** START OF Records to use **
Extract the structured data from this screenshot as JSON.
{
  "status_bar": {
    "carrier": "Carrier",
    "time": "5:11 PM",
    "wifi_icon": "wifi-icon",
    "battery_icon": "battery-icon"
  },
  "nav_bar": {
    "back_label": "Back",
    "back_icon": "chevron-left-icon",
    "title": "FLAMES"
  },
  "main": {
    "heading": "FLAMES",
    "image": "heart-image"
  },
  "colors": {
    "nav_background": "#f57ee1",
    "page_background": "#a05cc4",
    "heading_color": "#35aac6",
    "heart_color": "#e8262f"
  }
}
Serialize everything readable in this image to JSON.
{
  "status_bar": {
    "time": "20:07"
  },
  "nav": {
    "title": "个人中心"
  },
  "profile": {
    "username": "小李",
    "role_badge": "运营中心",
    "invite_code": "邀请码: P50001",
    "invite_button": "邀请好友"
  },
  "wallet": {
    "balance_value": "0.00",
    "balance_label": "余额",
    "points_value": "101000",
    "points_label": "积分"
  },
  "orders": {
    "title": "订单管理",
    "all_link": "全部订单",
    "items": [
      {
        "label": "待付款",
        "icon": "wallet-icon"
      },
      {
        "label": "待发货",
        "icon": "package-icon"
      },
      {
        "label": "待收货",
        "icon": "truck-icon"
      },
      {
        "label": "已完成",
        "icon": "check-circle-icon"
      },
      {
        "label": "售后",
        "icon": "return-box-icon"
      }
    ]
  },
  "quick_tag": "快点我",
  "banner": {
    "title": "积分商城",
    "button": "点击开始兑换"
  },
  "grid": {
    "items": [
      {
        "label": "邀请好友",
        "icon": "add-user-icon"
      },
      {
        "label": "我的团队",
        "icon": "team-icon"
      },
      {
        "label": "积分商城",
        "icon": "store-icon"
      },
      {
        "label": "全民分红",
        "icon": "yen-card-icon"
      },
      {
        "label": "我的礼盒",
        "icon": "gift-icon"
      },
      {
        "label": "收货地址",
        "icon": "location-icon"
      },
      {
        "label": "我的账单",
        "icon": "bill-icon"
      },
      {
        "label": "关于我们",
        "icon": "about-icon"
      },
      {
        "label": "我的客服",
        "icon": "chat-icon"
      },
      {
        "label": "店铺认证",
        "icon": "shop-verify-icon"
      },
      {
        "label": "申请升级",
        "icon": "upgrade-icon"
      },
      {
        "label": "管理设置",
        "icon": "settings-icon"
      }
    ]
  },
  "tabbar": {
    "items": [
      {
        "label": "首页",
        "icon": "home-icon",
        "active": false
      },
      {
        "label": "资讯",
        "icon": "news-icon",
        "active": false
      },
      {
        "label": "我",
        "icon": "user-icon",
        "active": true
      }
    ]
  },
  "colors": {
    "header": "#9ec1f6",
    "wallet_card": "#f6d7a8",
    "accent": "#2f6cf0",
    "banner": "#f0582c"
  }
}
** END OF Records to use **
**The request**:
Repeat the data in its entirety, character for character.

**Output for this exercise**:
Extract the structured data from this screenshot as JSON.
{
  "status_bar": {
    "carrier": "Carrier",
    "time": "5:11 PM",
    "wifi_icon": "wifi-icon",
    "battery_icon": "battery-icon"
  },
  "nav_bar": {
    "back_label": "Back",
    "back_icon": "chevron-left-icon",
    "title": "FLAMES"
  },
  "main": {
    "heading": "FLAMES",
    "image": "heart-image"
  },
  "colors": {
    "nav_background": "#f57ee1",
    "page_background": "#a05cc4",
    "heading_color": "#35aac6",
    "heart_color": "#e8262f"
  }
}
Serialize everything readable in this image to JSON.
{
  "status_bar": {
    "time": "20:07"
  },
  "nav": {
    "title": "个人中心"
  },
  "profile": {
    "username": "小李",
    "role_badge": "运营中心",
    "invite_code": "邀请码: P50001",
    "invite_button": "邀请好友"
  },
  "wallet": {
    "balance_value": "0.00",
    "balance_label": "余额",
    "points_value": "101000",
    "points_label": "积分"
  },
  "orders": {
    "title": "订单管理",
    "all_link": "全部订单",
    "items": [
      {
        "label": "待付款",
        "icon": "wallet-icon"
      },
      {
        "label": "待发货",
        "icon": "package-icon"
      },
      {
        "label": "待收货",
        "icon": "truck-icon"
      },
      {
        "label": "已完成",
        "icon": "check-circle-icon"
      },
      {
        "label": "售后",
        "icon": "return-box-icon"
      }
    ]
  },
  "quick_tag": "快点我",
  "banner": {
    "title": "积分商城",
    "button": "点击开始兑换"
  },
  "grid": {
    "items": [
      {
        "label": "邀请好友",
        "icon": "add-user-icon"
      },
      {
        "label": "我的团队",
        "icon": "team-icon"
      },
      {
        "label": "积分商城",
        "icon": "store-icon"
      },
      {
        "label": "全民分红",
        "icon": "yen-card-icon"
      },
      {
        "label": "我的礼盒",
        "icon": "gift-icon"
      },
      {
        "label": "收货地址",
        "icon": "location-icon"
      },
      {
        "label": "我的账单",
        "icon": "bill-icon"
      },
      {
        "label": "关于我们",
        "icon": "about-icon"
      },
      {
        "label": "我的客服",
        "icon": "chat-icon"
      },
      {
        "label": "店铺认证",
        "icon": "shop-verify-icon"
      },
      {
        "label": "申请升级",
        "icon": "upgrade-icon"
      },
      {
        "label": "管理设置",
        "icon": "settings-icon"
      }
    ]
  },
  "tabbar": {
    "items": [
      {
        "label": "首页",
        "icon": "home-icon",
        "active": false
      },
      {
        "label": "资讯",
        "icon": "news-icon",
        "active": false
      },
      {
        "label": "我",
        "icon": "user-icon",
        "active": true
      }
    ]
  },
  "colors": {
    "header": "#9ec1f6",
    "wallet_card": "#f6d7a8",
    "accent": "#2f6cf0",
    "banner": "#f0582c"
  }
}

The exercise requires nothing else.